Identify and reproduce every line holding the string "display".
-- begin --
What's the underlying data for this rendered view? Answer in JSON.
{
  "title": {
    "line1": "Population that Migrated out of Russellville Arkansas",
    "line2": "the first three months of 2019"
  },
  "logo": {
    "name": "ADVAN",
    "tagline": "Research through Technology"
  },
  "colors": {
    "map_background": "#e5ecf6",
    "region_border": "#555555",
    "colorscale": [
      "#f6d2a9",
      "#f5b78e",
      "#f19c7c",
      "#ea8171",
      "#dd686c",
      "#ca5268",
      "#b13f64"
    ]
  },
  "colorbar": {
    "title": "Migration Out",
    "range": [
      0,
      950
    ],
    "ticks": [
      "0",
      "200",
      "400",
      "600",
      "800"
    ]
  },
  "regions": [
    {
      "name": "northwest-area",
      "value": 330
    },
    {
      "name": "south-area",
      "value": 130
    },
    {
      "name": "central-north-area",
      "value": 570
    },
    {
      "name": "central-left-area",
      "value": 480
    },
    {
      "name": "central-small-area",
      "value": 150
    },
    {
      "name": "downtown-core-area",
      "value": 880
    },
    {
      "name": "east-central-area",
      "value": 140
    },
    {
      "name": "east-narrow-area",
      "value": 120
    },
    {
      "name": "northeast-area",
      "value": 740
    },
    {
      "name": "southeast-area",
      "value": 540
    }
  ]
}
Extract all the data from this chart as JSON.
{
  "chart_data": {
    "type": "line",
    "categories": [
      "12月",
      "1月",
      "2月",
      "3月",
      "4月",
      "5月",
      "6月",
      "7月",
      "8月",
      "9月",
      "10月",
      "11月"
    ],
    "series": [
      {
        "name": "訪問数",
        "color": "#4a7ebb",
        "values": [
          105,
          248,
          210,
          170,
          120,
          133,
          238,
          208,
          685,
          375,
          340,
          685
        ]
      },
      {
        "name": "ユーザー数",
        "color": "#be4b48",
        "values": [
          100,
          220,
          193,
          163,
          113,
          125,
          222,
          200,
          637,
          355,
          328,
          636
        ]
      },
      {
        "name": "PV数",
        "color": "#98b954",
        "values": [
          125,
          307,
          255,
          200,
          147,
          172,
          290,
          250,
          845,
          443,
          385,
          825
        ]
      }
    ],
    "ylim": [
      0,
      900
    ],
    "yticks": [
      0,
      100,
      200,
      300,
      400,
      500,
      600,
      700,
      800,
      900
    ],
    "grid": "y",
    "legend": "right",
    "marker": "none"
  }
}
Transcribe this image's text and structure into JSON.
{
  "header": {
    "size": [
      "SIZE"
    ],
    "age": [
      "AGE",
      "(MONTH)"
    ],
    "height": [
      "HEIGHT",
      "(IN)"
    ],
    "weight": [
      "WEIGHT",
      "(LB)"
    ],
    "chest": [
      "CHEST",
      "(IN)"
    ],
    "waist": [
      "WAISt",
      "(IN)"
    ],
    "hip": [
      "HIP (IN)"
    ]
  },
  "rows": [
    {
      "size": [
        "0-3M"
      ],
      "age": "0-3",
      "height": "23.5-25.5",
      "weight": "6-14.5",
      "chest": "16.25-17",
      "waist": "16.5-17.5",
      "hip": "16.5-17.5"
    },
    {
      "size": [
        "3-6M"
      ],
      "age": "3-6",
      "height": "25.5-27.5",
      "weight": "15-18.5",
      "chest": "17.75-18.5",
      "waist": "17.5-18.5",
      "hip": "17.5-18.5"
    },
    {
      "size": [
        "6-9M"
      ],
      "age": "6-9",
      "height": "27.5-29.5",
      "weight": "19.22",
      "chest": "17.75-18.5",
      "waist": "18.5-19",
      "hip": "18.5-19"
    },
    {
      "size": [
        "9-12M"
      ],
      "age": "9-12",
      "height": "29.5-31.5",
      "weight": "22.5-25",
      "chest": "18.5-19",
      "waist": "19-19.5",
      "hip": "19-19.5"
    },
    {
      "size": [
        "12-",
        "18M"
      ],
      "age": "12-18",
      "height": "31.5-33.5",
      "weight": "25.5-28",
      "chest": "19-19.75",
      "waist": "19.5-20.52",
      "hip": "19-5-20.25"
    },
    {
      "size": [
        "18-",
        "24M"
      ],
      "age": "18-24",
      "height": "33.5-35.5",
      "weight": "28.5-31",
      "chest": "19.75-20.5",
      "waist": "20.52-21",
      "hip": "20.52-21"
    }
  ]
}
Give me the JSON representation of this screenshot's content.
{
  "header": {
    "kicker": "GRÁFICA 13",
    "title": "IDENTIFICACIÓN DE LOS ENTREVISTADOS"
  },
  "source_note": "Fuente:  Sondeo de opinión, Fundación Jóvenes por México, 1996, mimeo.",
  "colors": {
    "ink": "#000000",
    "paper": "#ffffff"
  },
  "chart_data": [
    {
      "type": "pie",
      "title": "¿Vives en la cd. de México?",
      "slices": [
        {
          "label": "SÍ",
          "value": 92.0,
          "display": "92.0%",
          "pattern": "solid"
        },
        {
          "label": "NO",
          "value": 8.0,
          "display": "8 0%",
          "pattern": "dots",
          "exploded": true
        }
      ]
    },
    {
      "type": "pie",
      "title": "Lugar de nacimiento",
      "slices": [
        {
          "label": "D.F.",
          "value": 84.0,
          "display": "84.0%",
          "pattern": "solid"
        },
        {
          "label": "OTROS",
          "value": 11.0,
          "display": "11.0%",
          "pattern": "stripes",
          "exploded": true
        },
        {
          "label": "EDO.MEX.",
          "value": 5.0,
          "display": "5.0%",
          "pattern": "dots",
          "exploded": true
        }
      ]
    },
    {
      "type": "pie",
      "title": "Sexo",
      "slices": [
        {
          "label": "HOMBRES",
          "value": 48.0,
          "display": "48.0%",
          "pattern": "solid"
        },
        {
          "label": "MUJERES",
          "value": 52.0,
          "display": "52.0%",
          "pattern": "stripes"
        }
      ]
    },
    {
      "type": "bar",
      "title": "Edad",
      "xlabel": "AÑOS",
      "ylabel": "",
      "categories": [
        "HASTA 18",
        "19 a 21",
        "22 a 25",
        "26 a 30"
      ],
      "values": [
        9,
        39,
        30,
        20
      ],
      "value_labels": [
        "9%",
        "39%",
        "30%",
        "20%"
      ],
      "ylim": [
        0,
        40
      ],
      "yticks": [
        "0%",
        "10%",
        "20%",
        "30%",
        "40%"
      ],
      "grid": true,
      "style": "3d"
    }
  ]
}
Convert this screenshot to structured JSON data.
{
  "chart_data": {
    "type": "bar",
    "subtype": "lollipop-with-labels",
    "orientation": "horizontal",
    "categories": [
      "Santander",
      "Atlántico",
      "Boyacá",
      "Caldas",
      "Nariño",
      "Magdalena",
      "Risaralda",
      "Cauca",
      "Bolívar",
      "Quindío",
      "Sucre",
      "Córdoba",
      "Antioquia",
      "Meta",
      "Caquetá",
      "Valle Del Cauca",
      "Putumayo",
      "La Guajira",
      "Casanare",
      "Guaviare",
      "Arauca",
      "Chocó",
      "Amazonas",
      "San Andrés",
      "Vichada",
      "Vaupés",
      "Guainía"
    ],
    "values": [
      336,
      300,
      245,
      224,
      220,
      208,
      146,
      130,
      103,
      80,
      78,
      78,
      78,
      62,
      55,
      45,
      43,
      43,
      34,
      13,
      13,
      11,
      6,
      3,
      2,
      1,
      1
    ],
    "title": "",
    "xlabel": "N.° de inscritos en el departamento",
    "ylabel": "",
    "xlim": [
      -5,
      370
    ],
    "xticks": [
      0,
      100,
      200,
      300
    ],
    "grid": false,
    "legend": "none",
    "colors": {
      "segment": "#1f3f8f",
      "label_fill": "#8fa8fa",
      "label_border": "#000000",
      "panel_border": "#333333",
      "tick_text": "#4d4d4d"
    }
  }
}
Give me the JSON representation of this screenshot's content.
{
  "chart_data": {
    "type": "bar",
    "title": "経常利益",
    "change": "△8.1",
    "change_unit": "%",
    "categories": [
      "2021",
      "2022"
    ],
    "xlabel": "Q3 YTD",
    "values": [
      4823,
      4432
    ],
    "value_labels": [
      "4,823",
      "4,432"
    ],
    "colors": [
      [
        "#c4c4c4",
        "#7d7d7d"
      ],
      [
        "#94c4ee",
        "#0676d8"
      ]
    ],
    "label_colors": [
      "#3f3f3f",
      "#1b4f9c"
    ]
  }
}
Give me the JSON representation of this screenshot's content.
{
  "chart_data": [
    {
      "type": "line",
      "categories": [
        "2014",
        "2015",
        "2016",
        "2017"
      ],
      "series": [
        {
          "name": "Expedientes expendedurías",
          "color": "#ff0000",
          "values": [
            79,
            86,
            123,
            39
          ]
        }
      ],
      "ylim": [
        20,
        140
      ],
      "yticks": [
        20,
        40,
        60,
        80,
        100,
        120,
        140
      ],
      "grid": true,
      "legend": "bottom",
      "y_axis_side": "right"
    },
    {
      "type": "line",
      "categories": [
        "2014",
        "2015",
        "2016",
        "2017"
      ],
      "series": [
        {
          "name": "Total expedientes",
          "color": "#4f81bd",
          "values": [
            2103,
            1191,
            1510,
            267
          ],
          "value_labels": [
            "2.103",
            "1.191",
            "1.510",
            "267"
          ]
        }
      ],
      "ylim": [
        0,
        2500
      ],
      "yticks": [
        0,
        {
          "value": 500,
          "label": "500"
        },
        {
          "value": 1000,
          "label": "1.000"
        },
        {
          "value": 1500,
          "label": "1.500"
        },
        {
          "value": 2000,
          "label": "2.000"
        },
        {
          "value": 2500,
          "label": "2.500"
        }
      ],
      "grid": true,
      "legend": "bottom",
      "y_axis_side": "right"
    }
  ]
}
-- end --
Solved problem >>
          "display": "92.0%",
          "display": "8 0%",
          "display": "84.0%",
          "display": "11.0%",
          "display": "5.0%",
          "display": "48.0%",
          "display": "52.0%",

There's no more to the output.